> Given data:
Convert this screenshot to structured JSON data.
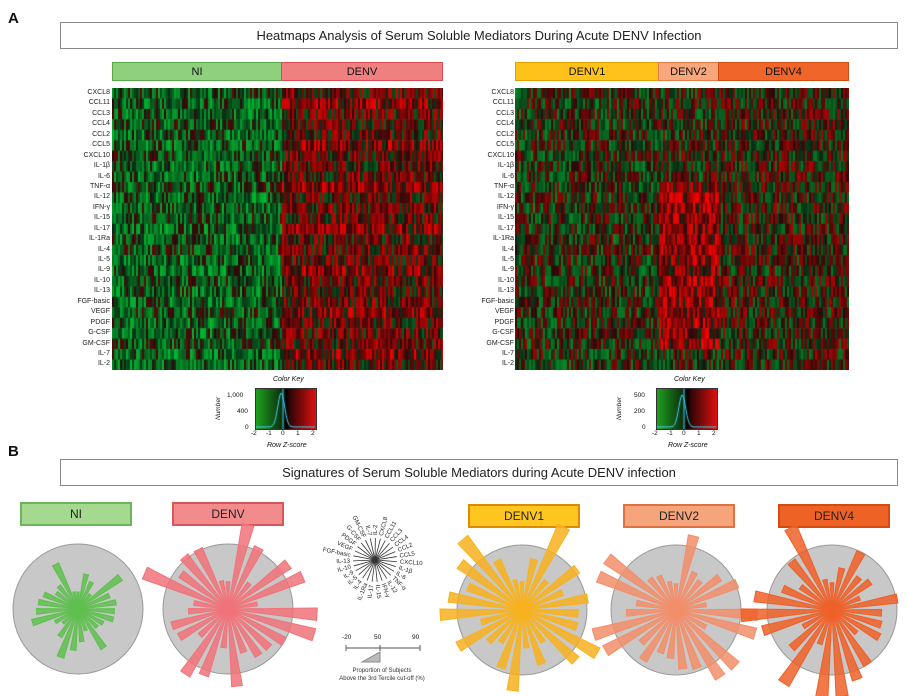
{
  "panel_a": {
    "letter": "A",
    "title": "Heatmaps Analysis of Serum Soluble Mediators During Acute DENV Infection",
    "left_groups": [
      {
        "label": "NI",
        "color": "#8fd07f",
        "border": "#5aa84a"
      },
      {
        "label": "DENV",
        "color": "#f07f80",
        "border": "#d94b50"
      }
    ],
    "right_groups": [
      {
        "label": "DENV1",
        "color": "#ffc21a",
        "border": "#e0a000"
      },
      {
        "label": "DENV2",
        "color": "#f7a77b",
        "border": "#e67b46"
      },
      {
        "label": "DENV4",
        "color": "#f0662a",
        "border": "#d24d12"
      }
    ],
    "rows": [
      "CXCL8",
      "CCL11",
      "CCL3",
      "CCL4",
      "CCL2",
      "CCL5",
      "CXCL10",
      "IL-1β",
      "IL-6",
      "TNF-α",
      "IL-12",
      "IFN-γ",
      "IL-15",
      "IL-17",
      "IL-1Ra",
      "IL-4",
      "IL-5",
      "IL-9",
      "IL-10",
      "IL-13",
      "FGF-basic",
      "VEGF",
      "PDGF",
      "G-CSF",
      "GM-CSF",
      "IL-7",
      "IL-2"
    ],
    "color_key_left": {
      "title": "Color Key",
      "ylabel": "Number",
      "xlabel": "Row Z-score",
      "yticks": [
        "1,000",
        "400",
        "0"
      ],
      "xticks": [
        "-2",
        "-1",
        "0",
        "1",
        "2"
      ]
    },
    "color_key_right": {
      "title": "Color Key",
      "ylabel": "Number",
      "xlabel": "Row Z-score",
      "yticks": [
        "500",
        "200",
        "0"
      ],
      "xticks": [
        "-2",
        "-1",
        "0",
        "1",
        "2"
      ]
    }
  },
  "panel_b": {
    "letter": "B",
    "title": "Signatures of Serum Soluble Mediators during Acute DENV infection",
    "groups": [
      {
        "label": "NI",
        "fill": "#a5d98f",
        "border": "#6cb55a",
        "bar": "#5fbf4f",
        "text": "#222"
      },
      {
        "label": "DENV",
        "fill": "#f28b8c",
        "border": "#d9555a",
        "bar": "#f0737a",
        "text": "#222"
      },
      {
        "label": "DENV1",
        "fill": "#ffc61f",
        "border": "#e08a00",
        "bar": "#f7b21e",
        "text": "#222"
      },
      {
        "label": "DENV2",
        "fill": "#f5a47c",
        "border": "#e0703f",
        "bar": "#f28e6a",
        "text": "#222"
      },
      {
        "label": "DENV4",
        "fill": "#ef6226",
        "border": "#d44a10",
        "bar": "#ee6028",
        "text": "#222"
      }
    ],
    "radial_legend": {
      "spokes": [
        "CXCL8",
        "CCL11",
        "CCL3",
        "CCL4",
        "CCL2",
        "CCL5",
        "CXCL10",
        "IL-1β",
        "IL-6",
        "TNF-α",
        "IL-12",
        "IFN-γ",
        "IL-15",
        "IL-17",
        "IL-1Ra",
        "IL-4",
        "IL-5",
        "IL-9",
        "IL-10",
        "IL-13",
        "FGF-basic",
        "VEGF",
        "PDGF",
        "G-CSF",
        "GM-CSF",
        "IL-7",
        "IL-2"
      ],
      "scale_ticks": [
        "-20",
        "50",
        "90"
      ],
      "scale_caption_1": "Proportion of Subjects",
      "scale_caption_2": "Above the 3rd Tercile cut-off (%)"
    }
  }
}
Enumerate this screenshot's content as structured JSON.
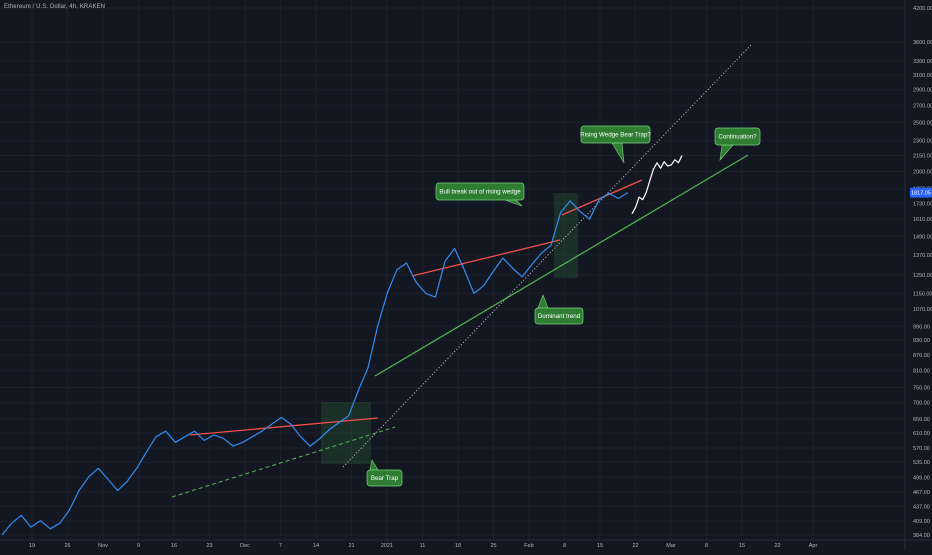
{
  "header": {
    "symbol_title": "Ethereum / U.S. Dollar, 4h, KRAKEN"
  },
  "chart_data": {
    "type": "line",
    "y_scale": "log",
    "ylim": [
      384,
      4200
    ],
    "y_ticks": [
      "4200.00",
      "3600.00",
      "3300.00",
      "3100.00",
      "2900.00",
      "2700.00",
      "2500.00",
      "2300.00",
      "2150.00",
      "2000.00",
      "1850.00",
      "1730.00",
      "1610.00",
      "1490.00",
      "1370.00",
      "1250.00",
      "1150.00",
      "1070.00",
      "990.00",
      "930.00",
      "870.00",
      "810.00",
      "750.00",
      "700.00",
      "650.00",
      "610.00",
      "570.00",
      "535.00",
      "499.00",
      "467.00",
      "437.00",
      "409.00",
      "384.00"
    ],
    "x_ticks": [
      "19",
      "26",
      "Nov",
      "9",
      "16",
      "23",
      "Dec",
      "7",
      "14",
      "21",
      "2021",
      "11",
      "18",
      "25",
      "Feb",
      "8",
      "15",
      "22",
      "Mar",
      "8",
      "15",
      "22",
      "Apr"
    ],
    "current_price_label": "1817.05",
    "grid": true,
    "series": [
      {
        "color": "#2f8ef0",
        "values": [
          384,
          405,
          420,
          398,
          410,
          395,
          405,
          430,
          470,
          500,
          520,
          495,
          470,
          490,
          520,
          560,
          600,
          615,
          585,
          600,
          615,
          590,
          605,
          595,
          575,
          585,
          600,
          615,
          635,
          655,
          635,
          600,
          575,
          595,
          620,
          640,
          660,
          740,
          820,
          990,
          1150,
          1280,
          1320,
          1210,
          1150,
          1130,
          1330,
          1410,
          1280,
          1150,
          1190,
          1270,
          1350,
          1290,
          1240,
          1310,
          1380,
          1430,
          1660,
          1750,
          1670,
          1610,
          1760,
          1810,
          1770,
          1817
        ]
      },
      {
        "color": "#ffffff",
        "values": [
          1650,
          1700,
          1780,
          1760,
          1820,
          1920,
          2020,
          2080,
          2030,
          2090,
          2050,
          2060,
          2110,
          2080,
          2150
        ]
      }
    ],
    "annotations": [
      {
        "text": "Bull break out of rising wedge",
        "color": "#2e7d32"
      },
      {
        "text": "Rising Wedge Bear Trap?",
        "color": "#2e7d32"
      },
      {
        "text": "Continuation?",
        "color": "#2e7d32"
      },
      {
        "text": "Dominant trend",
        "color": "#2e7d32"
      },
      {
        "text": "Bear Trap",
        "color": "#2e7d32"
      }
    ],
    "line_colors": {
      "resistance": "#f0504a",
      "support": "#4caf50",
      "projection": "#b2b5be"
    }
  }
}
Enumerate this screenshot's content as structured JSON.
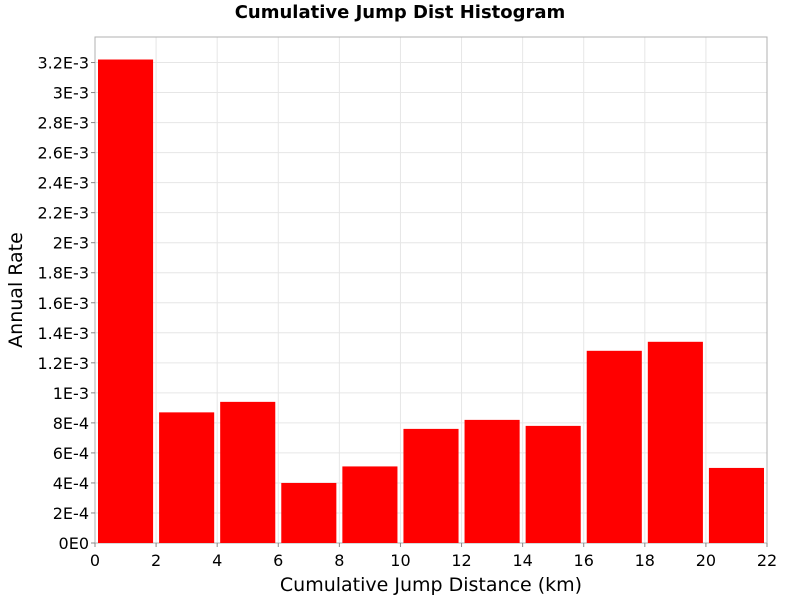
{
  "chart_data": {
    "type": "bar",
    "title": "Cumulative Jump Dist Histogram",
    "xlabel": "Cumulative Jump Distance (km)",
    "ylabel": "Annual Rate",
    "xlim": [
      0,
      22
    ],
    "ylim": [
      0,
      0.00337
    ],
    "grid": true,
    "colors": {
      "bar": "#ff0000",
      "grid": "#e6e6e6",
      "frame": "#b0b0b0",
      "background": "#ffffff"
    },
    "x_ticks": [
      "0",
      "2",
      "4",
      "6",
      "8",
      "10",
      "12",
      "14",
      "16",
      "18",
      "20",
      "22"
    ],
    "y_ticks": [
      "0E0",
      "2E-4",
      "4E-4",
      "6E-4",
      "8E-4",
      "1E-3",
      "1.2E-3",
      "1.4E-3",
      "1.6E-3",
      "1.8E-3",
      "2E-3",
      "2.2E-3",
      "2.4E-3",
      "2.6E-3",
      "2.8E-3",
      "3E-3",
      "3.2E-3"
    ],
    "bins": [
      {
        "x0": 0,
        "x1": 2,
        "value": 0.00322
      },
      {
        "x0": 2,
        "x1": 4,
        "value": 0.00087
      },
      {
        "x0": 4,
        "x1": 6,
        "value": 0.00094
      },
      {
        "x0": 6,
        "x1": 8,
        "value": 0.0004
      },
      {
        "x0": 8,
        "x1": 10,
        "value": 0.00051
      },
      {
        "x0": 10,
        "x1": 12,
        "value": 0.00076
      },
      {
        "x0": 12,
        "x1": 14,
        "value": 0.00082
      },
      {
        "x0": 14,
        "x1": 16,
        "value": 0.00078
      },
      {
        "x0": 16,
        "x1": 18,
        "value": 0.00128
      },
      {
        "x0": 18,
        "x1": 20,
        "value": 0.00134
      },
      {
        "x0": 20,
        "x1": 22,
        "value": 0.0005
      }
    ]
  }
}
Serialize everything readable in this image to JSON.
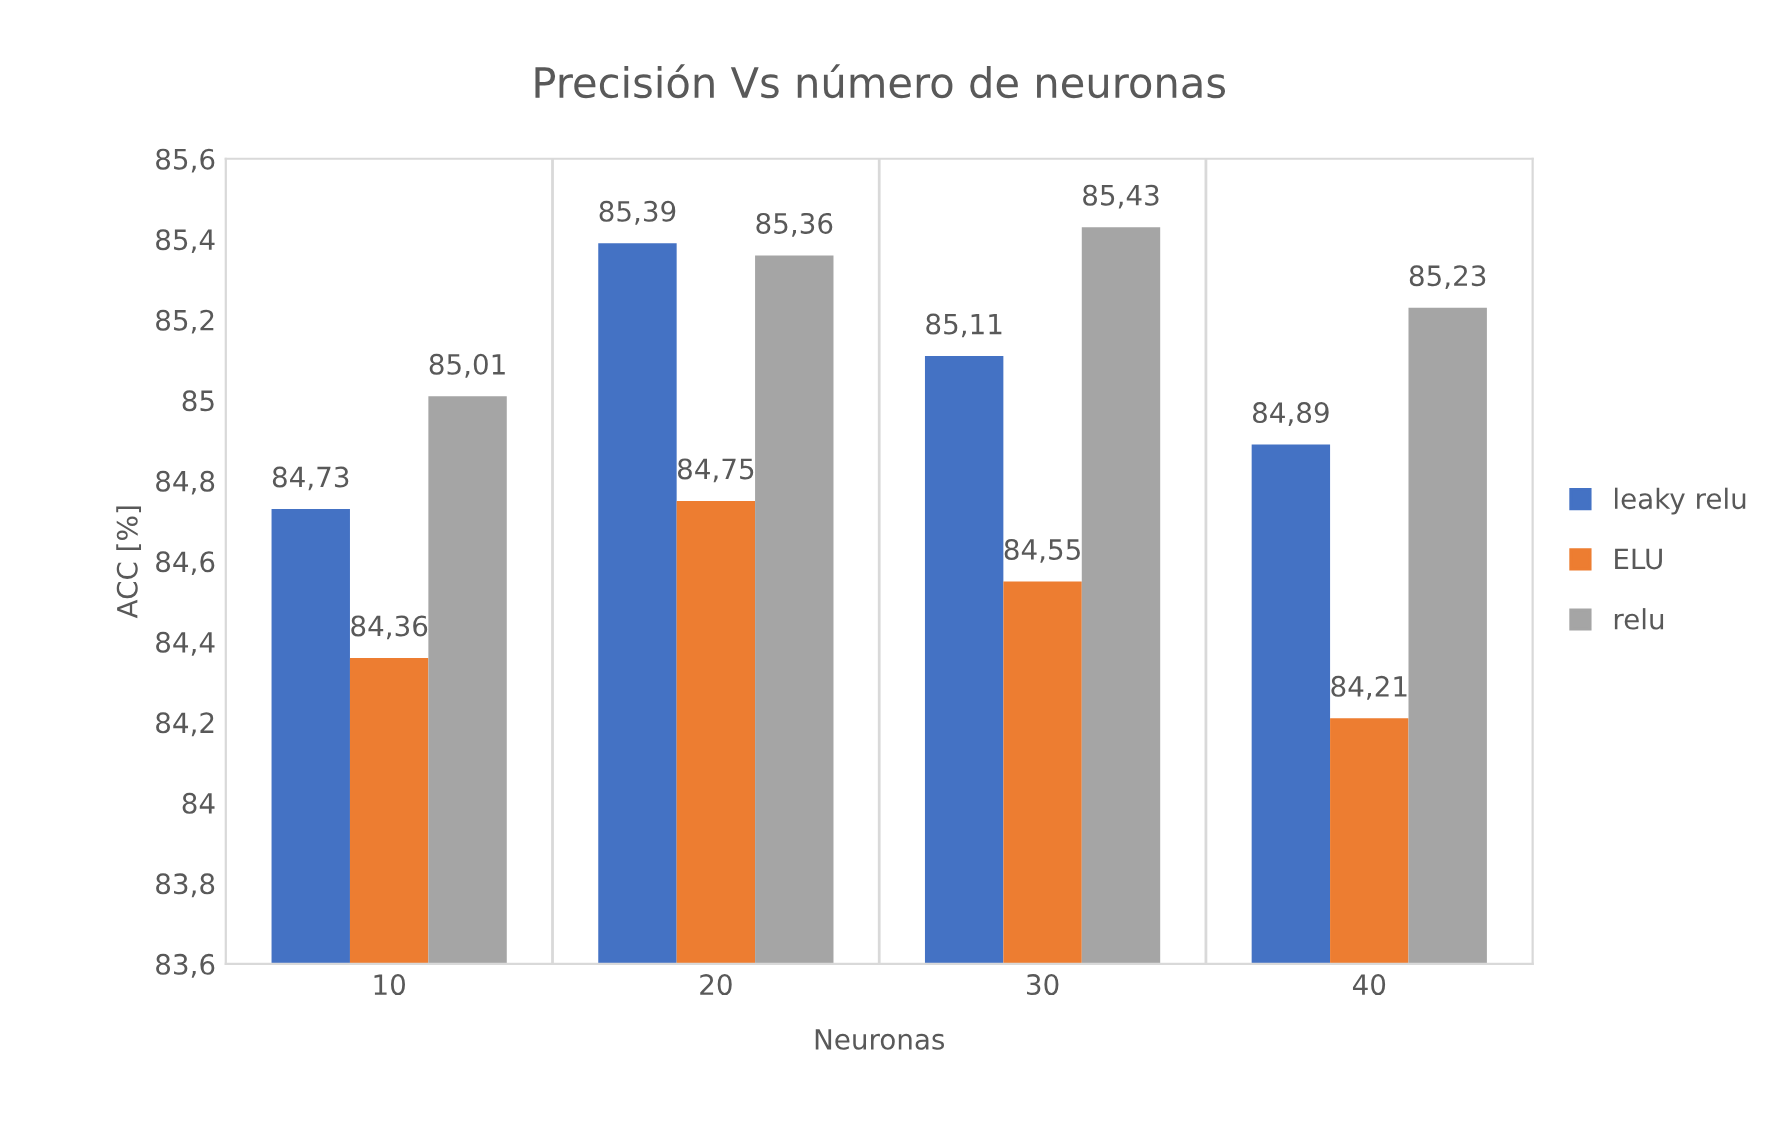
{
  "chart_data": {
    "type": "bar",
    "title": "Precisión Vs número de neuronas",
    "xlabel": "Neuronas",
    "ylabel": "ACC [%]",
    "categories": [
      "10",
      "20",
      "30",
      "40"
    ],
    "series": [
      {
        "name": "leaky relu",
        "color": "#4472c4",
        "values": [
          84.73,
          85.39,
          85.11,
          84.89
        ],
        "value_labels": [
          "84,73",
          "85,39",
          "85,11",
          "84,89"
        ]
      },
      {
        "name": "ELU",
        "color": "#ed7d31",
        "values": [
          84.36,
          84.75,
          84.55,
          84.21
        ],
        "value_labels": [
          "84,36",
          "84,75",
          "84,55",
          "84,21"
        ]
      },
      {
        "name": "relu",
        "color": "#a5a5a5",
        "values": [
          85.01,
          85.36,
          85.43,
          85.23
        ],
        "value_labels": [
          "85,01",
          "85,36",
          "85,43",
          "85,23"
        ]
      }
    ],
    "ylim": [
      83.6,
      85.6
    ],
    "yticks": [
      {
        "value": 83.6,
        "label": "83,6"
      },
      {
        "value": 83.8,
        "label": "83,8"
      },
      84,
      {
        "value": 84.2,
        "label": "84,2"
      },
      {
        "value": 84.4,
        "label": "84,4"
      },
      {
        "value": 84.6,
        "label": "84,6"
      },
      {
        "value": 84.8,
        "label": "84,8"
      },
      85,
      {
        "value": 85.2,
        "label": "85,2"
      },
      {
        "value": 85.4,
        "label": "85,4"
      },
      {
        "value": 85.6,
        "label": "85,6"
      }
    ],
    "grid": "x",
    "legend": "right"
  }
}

> Written instruction: Looking at the data above, show all lines where the word "Cumulative" occurs.

> Task output:
    "title": "Cumulative Jump Dist Histogram",
    "xlabel": "Cumulative Jump Distance (km)",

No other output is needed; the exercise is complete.